→ **What you will do**: Each entry below must be repeated exactly, with pictures left out.

Begin

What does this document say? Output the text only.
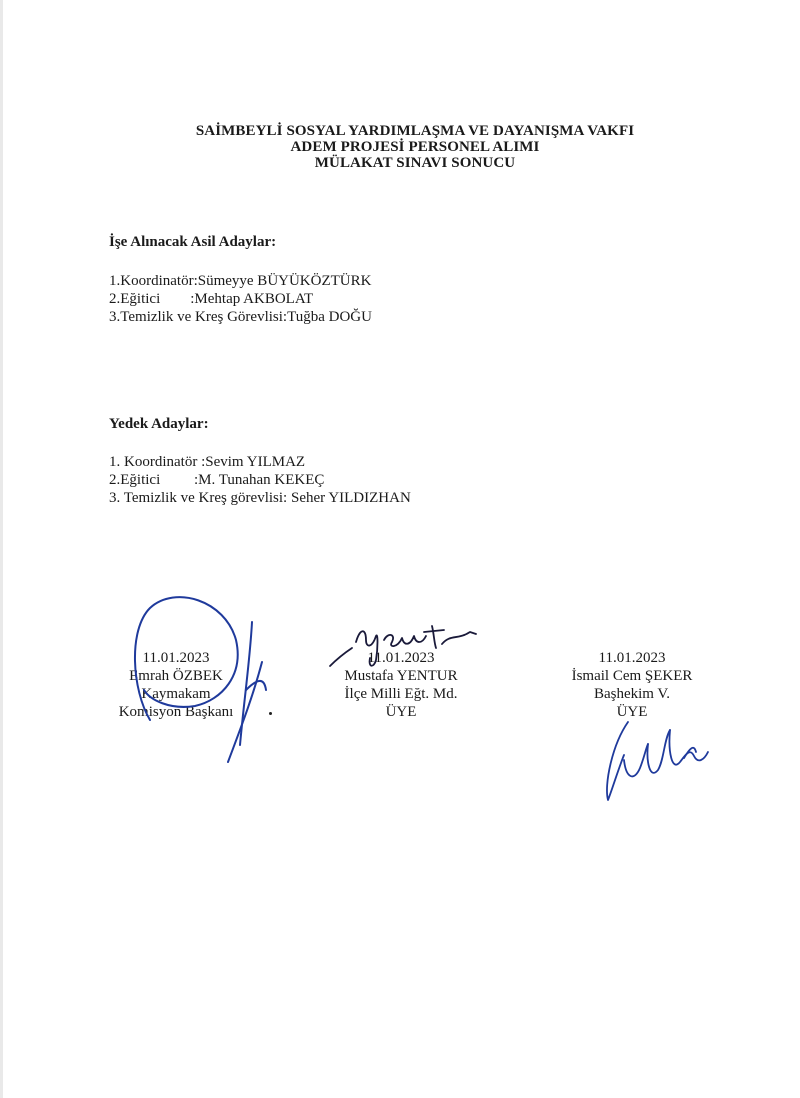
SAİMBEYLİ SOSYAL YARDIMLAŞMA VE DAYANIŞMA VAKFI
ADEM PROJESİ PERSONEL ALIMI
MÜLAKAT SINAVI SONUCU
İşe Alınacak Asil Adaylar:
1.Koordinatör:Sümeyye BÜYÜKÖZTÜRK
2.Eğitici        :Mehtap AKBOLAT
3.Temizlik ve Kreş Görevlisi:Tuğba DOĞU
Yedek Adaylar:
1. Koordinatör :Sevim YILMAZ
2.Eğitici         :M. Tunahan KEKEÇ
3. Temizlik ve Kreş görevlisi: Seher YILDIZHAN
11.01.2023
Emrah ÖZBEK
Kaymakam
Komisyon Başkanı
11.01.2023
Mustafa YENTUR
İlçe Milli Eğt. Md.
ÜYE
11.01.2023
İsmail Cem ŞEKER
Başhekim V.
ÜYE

End

→ **Exercise answer**:
What does this document say? Output the text only.
SAİMBEYLİ SOSYAL YARDIMLAŞMA VE DAYANIŞMA VAKFI
ADEM PROJESİ PERSONEL ALIMI
MÜLAKAT SINAVI SONUCU
İşe Alınacak Asil Adaylar:
1.Koordinatör:Sümeyye BÜYÜKÖZTÜRK
2.Eğitici        :Mehtap AKBOLAT
3.Temizlik ve Kreş Görevlisi:Tuğba DOĞU
Yedek Adaylar:
1. Koordinatör :Sevim YILMAZ
2.Eğitici         :M. Tunahan KEKEÇ
3. Temizlik ve Kreş görevlisi: Seher YILDIZHAN
11.01.2023
Emrah ÖZBEK
Kaymakam
Komisyon Başkanı
11.01.2023
Mustafa YENTUR
İlçe Milli Eğt. Md.
ÜYE
11.01.2023
İsmail Cem ŞEKER
Başhekim V.
ÜYE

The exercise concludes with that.